▸ **What is required**: Output every record word for word.

Records contained in a dataset:
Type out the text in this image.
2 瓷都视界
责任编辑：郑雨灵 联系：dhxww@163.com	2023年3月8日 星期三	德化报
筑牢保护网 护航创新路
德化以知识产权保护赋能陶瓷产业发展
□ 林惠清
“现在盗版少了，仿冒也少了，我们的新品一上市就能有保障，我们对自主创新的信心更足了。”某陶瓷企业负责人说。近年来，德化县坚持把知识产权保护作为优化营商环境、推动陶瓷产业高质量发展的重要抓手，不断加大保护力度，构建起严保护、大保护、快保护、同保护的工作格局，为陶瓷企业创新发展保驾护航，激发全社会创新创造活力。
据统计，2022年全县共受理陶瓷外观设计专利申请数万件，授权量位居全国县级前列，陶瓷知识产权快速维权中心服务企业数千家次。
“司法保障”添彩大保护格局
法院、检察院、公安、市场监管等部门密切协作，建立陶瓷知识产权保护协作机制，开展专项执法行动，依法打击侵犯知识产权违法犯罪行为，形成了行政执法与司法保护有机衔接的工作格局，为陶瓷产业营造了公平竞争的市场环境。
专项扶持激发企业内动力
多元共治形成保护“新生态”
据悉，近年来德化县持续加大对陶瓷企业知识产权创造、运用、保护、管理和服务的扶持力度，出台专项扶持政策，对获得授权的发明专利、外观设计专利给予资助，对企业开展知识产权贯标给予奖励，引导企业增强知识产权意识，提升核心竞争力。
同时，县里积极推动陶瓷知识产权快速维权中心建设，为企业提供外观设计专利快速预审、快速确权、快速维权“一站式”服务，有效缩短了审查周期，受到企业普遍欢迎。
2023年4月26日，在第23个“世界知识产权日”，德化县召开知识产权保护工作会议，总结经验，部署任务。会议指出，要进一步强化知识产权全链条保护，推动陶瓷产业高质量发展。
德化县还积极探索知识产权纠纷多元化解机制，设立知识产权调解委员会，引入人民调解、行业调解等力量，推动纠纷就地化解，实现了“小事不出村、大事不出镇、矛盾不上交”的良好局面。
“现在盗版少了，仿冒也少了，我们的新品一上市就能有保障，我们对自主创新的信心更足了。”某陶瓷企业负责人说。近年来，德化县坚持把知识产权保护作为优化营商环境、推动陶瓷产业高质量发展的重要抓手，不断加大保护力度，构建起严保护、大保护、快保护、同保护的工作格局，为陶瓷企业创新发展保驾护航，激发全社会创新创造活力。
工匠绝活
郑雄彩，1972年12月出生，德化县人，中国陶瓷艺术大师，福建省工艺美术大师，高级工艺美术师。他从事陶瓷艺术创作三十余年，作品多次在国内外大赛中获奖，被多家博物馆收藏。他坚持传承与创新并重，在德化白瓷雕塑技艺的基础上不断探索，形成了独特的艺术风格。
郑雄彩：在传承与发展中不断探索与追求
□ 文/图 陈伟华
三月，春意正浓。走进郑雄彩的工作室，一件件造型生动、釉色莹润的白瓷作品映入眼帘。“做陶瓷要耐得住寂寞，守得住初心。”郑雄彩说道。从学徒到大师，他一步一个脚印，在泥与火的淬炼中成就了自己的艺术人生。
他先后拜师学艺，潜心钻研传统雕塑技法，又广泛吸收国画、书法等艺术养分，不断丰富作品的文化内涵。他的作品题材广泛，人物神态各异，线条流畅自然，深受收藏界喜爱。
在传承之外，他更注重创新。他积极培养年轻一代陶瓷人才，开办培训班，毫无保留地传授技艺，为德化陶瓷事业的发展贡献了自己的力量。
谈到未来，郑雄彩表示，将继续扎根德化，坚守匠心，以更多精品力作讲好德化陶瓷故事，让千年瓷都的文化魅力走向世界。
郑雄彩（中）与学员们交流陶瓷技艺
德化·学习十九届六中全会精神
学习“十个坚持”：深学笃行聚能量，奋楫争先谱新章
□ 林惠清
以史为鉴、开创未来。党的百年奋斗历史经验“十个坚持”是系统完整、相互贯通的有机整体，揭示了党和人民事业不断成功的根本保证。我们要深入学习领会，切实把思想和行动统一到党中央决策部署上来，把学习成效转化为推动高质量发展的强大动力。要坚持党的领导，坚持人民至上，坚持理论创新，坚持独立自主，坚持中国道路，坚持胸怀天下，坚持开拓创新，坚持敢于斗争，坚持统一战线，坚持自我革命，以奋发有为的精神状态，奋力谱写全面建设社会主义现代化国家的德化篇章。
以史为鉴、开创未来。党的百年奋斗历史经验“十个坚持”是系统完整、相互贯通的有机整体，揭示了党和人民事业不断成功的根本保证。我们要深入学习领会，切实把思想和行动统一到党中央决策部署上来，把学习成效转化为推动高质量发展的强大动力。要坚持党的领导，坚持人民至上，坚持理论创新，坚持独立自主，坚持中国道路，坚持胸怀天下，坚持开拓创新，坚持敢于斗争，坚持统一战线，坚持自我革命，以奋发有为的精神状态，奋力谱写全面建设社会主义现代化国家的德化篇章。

▸ **Complete output**:
Type out the text in this image.
2 瓷都视界
责任编辑：郑雨灵 联系：dhxww@163.com	2023年3月8日 星期三	德化报
筑牢保护网 护航创新路
德化以知识产权保护赋能陶瓷产业发展
□ 林惠清
“现在盗版少了，仿冒也少了，我们的新品一上市就能有保障，我们对自主创新的信心更足了。”某陶瓷企业负责人说。近年来，德化县坚持把知识产权保护作为优化营商环境、推动陶瓷产业高质量发展的重要抓手，不断加大保护力度，构建起严保护、大保护、快保护、同保护的工作格局，为陶瓷企业创新发展保驾护航，激发全社会创新创造活力。
据统计，2022年全县共受理陶瓷外观设计专利申请数万件，授权量位居全国县级前列，陶瓷知识产权快速维权中心服务企业数千家次。
“司法保障”添彩大保护格局
法院、检察院、公安、市场监管等部门密切协作，建立陶瓷知识产权保护协作机制，开展专项执法行动，依法打击侵犯知识产权违法犯罪行为，形成了行政执法与司法保护有机衔接的工作格局，为陶瓷产业营造了公平竞争的市场环境。
专项扶持激发企业内动力
多元共治形成保护“新生态”
据悉，近年来德化县持续加大对陶瓷企业知识产权创造、运用、保护、管理和服务的扶持力度，出台专项扶持政策，对获得授权的发明专利、外观设计专利给予资助，对企业开展知识产权贯标给予奖励，引导企业增强知识产权意识，提升核心竞争力。
同时，县里积极推动陶瓷知识产权快速维权中心建设，为企业提供外观设计专利快速预审、快速确权、快速维权“一站式”服务，有效缩短了审查周期，受到企业普遍欢迎。
2023年4月26日，在第23个“世界知识产权日”，德化县召开知识产权保护工作会议，总结经验，部署任务。会议指出，要进一步强化知识产权全链条保护，推动陶瓷产业高质量发展。
德化县还积极探索知识产权纠纷多元化解机制，设立知识产权调解委员会，引入人民调解、行业调解等力量，推动纠纷就地化解，实现了“小事不出村、大事不出镇、矛盾不上交”的良好局面。
“现在盗版少了，仿冒也少了，我们的新品一上市就能有保障，我们对自主创新的信心更足了。”某陶瓷企业负责人说。近年来，德化县坚持把知识产权保护作为优化营商环境、推动陶瓷产业高质量发展的重要抓手，不断加大保护力度，构建起严保护、大保护、快保护、同保护的工作格局，为陶瓷企业创新发展保驾护航，激发全社会创新创造活力。
工匠绝活
郑雄彩，1972年12月出生，德化县人，中国陶瓷艺术大师，福建省工艺美术大师，高级工艺美术师。他从事陶瓷艺术创作三十余年，作品多次在国内外大赛中获奖，被多家博物馆收藏。他坚持传承与创新并重，在德化白瓷雕塑技艺的基础上不断探索，形成了独特的艺术风格。
郑雄彩：在传承与发展中不断探索与追求
□ 文/图 陈伟华
三月，春意正浓。走进郑雄彩的工作室，一件件造型生动、釉色莹润的白瓷作品映入眼帘。“做陶瓷要耐得住寂寞，守得住初心。”郑雄彩说道。从学徒到大师，他一步一个脚印，在泥与火的淬炼中成就了自己的艺术人生。
他先后拜师学艺，潜心钻研传统雕塑技法，又广泛吸收国画、书法等艺术养分，不断丰富作品的文化内涵。他的作品题材广泛，人物神态各异，线条流畅自然，深受收藏界喜爱。
在传承之外，他更注重创新。他积极培养年轻一代陶瓷人才，开办培训班，毫无保留地传授技艺，为德化陶瓷事业的发展贡献了自己的力量。
谈到未来，郑雄彩表示，将继续扎根德化，坚守匠心，以更多精品力作讲好德化陶瓷故事，让千年瓷都的文化魅力走向世界。
郑雄彩（中）与学员们交流陶瓷技艺
德化·学习十九届六中全会精神
学习“十个坚持”：深学笃行聚能量，奋楫争先谱新章
□ 林惠清
以史为鉴、开创未来。党的百年奋斗历史经验“十个坚持”是系统完整、相互贯通的有机整体，揭示了党和人民事业不断成功的根本保证。我们要深入学习领会，切实把思想和行动统一到党中央决策部署上来，把学习成效转化为推动高质量发展的强大动力。要坚持党的领导，坚持人民至上，坚持理论创新，坚持独立自主，坚持中国道路，坚持胸怀天下，坚持开拓创新，坚持敢于斗争，坚持统一战线，坚持自我革命，以奋发有为的精神状态，奋力谱写全面建设社会主义现代化国家的德化篇章。
以史为鉴、开创未来。党的百年奋斗历史经验“十个坚持”是系统完整、相互贯通的有机整体，揭示了党和人民事业不断成功的根本保证。我们要深入学习领会，切实把思想和行动统一到党中央决策部署上来，把学习成效转化为推动高质量发展的强大动力。要坚持党的领导，坚持人民至上，坚持理论创新，坚持独立自主，坚持中国道路，坚持胸怀天下，坚持开拓创新，坚持敢于斗争，坚持统一战线，坚持自我革命，以奋发有为的精神状态，奋力谱写全面建设社会主义现代化国家的德化篇章。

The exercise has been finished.